* WHAT THIS TASK INVOLVES: Copy out all lines carrying the word "MÁQUINAS".

>>>>

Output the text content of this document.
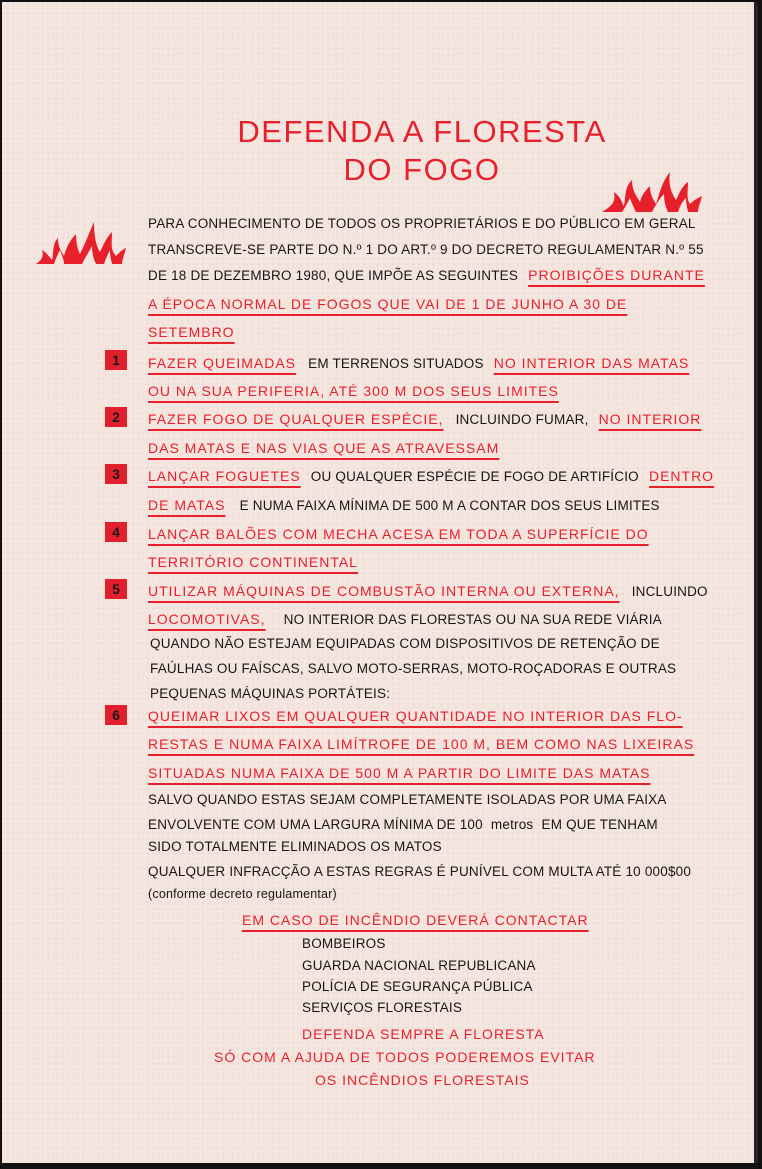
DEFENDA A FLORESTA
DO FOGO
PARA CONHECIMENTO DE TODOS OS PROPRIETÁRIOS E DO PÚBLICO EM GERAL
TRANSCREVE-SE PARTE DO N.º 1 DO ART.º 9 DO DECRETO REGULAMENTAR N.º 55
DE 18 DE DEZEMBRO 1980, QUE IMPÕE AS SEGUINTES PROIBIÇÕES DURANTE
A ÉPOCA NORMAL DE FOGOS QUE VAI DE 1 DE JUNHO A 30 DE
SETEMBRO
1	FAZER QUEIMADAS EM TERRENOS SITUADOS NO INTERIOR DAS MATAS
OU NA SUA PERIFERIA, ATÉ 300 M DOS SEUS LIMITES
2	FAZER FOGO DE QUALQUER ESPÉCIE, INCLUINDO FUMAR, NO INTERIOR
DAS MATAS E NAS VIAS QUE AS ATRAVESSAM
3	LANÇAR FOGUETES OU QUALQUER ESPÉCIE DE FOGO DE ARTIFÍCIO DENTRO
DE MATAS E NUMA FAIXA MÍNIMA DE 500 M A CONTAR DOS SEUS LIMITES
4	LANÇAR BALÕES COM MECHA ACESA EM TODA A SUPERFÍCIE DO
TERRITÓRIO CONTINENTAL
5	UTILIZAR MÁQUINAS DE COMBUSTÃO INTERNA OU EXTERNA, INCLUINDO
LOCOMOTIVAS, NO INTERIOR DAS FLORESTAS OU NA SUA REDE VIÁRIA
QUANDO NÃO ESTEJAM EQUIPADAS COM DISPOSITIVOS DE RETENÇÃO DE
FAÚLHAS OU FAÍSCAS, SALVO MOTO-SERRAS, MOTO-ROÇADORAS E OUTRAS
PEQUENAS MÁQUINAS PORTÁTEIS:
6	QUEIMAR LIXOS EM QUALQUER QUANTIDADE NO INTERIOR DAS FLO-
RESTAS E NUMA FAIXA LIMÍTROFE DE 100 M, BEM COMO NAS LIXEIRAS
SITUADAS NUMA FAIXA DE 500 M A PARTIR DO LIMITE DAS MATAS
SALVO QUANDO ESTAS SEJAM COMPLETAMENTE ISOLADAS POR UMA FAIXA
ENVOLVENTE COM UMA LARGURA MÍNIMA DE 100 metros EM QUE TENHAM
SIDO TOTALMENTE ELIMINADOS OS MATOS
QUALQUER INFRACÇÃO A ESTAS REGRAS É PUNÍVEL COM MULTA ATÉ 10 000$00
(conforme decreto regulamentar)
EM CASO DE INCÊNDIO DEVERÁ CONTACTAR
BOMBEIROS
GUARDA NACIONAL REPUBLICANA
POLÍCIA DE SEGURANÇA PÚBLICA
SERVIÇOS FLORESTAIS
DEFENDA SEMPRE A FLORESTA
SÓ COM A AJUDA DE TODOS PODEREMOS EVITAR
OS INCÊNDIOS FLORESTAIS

<<<<
>>>>

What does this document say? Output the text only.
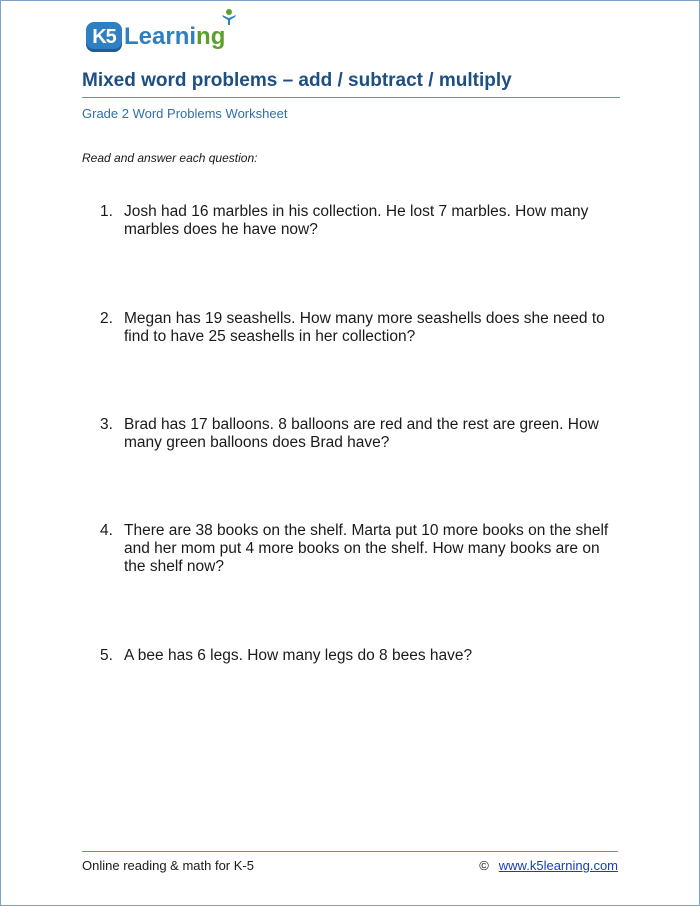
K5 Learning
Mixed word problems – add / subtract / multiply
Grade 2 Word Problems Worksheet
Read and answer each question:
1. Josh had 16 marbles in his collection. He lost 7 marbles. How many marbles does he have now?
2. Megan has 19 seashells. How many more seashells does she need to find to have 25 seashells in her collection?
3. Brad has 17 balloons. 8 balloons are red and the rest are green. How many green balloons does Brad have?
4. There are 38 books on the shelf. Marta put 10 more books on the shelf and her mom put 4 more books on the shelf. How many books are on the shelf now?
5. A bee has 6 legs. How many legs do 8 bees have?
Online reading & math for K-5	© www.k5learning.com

<<<<

* SOLVED EXERCISE:
5	UTILIZAR MÁQUINAS DE COMBUSTÃO INTERNA OU EXTERNA, INCLUINDO
PEQUENAS MÁQUINAS PORTÁTEIS:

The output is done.